_Material shown:_
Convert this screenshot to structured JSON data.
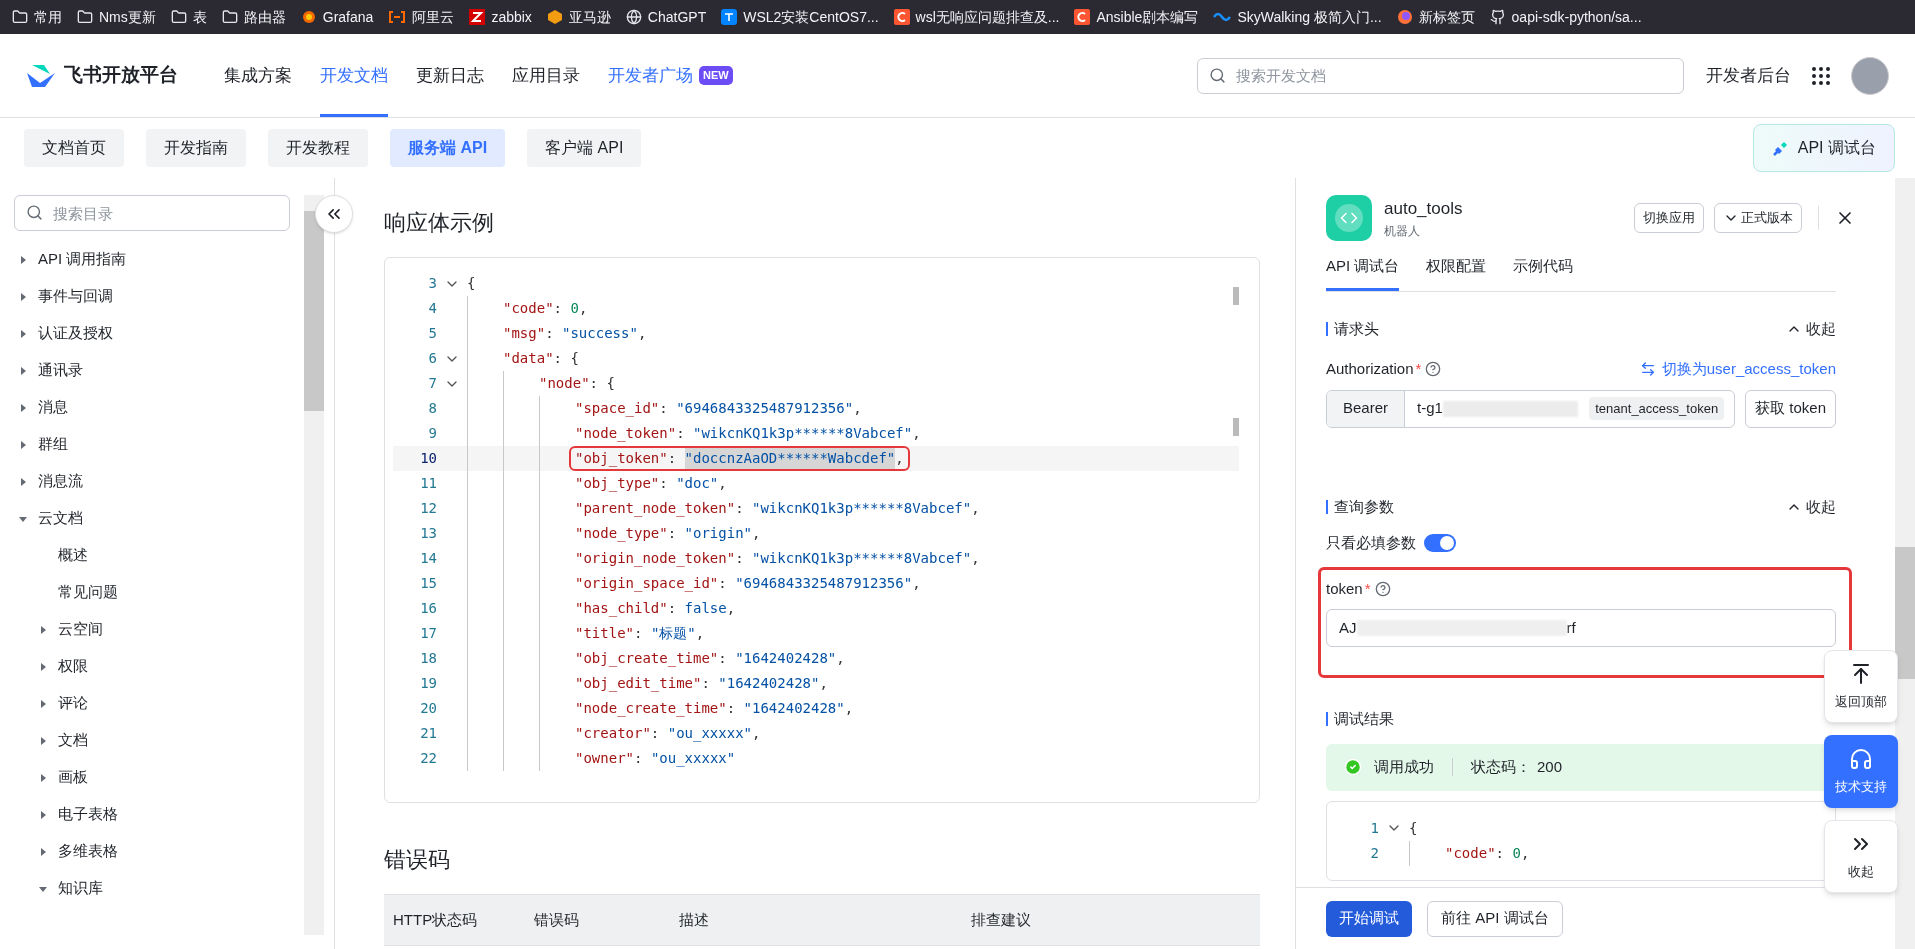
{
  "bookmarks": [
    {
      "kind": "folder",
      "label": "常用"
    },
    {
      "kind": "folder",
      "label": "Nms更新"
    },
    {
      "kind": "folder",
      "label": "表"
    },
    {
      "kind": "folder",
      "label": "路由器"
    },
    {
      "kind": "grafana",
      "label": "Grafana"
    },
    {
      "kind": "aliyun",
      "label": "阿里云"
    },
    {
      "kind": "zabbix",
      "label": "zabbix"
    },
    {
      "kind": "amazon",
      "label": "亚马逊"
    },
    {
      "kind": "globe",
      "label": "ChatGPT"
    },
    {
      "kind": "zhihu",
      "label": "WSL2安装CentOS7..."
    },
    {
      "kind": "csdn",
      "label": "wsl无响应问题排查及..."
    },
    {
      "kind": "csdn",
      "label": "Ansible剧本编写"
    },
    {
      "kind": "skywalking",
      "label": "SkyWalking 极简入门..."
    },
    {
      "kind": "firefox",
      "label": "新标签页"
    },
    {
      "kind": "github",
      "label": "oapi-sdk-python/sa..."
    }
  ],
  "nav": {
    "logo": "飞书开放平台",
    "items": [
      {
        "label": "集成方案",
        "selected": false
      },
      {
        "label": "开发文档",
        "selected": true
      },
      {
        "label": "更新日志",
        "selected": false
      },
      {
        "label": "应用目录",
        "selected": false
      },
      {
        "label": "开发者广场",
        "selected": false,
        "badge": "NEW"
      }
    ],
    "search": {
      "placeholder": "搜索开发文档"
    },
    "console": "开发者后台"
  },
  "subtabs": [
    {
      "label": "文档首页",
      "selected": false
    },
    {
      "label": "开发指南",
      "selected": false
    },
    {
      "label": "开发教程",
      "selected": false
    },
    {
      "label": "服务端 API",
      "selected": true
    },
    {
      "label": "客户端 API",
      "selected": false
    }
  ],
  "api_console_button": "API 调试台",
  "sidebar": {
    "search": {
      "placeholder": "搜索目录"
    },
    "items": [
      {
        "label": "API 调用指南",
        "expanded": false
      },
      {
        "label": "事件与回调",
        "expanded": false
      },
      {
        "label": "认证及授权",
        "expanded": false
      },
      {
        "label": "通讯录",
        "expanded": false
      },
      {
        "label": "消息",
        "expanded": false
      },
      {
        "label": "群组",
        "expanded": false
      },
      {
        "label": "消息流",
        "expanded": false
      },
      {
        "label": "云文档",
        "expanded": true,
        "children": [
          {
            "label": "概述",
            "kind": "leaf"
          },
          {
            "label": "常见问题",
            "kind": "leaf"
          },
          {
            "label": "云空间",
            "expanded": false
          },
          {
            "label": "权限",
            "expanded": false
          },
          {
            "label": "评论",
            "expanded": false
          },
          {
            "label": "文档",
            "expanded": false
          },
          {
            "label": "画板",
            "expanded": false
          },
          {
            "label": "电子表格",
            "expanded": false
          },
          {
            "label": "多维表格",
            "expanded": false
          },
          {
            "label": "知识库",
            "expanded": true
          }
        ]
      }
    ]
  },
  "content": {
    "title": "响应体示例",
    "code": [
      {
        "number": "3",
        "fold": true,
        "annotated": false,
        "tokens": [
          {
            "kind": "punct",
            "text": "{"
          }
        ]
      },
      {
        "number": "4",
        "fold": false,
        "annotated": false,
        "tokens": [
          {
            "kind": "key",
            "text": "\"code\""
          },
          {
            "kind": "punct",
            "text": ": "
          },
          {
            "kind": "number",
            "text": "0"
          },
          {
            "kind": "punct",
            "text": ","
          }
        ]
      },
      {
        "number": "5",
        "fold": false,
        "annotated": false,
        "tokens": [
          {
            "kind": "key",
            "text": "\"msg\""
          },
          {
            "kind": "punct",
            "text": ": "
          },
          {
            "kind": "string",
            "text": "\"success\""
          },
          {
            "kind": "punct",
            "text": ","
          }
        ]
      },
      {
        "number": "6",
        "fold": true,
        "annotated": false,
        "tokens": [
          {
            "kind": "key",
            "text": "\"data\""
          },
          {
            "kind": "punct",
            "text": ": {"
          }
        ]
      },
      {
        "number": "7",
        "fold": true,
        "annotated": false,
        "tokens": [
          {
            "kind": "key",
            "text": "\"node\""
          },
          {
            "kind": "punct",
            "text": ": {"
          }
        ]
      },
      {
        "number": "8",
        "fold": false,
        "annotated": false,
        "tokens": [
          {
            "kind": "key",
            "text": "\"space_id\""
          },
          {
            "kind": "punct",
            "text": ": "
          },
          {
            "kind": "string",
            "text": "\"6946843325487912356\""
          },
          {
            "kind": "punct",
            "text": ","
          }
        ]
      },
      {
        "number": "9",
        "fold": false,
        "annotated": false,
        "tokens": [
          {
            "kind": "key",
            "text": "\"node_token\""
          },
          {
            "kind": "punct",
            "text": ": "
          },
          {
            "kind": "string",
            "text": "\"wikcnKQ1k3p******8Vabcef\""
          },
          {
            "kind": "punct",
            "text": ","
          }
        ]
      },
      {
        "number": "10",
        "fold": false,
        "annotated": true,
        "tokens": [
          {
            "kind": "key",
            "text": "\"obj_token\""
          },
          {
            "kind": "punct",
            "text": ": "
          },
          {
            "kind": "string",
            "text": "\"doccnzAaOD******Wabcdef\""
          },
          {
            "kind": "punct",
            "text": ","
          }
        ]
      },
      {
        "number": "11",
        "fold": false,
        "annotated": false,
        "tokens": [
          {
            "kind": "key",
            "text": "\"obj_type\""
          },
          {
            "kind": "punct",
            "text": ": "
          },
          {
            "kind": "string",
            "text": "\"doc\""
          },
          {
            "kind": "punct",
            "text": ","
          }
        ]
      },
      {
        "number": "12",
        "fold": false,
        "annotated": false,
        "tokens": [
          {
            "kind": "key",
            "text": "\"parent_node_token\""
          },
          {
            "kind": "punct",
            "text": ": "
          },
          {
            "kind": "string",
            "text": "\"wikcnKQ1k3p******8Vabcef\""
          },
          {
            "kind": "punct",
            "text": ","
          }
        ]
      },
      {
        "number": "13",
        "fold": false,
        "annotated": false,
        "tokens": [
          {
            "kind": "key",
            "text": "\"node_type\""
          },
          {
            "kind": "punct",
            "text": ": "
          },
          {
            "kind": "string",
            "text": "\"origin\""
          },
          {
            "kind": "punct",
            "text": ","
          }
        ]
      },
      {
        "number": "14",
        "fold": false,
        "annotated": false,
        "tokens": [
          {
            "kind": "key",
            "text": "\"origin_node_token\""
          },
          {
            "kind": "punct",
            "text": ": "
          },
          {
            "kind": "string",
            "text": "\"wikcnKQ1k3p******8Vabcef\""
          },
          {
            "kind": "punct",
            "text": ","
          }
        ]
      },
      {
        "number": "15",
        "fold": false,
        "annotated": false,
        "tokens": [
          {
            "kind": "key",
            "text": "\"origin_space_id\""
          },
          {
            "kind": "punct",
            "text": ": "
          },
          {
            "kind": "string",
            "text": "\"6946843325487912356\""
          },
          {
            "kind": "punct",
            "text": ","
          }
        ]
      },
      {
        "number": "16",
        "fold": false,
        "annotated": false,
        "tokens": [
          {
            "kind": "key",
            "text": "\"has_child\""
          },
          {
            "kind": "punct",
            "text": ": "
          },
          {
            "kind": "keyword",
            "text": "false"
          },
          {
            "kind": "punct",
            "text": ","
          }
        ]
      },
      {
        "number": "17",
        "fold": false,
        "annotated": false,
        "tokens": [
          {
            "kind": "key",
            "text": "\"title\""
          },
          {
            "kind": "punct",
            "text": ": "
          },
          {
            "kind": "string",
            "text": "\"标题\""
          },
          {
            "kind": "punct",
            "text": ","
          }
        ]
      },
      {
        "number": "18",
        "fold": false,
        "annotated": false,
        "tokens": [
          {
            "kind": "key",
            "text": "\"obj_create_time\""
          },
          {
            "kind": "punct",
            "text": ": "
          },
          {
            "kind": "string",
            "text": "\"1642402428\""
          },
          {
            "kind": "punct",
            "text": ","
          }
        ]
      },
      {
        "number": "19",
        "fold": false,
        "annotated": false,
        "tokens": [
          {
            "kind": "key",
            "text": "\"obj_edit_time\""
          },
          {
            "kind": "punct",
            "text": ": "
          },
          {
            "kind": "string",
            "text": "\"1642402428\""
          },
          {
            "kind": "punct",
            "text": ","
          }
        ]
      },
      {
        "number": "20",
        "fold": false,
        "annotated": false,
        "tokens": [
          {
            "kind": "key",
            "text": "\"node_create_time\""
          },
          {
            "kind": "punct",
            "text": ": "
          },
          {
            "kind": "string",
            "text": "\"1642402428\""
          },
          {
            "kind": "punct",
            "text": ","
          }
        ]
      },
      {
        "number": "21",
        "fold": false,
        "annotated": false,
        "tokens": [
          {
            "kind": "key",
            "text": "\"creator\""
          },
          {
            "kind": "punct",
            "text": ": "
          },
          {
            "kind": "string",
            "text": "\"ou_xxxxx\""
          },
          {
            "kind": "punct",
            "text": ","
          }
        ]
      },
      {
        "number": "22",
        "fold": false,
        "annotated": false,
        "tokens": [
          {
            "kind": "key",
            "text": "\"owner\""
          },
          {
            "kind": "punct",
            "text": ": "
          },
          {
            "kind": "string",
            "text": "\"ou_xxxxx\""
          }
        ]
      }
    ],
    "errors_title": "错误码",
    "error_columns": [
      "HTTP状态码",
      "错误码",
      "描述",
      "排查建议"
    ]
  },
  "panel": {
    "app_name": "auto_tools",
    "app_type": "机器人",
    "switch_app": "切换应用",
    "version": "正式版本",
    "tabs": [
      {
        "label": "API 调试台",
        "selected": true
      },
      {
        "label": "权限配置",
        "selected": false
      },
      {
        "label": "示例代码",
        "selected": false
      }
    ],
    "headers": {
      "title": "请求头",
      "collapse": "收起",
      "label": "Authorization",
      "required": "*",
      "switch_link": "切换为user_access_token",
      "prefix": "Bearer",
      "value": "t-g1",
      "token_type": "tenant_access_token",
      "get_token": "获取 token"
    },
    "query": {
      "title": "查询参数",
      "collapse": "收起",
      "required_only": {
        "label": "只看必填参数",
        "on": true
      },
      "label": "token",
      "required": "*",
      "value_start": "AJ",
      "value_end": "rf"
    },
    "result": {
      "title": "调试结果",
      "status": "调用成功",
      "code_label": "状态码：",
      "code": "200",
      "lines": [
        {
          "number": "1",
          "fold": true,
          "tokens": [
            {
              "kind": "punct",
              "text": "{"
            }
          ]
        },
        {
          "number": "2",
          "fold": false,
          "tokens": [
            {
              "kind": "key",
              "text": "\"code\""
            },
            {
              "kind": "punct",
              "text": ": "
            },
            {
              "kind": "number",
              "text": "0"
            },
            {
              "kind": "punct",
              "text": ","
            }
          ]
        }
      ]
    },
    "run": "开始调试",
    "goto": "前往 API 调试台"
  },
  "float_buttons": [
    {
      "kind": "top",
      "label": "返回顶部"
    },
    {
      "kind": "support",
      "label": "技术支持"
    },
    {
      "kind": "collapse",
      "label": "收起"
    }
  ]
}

_Objective:_
Identify every line where the string "true" appears.

_Finished task:_
        "selected": true
      "selected": true
        "expanded": true,
            "expanded": true
        "fold": true,
        "fold": true,
        "fold": true,
        "annotated": true,
        "selected": true
        "on": true
          "fold": true,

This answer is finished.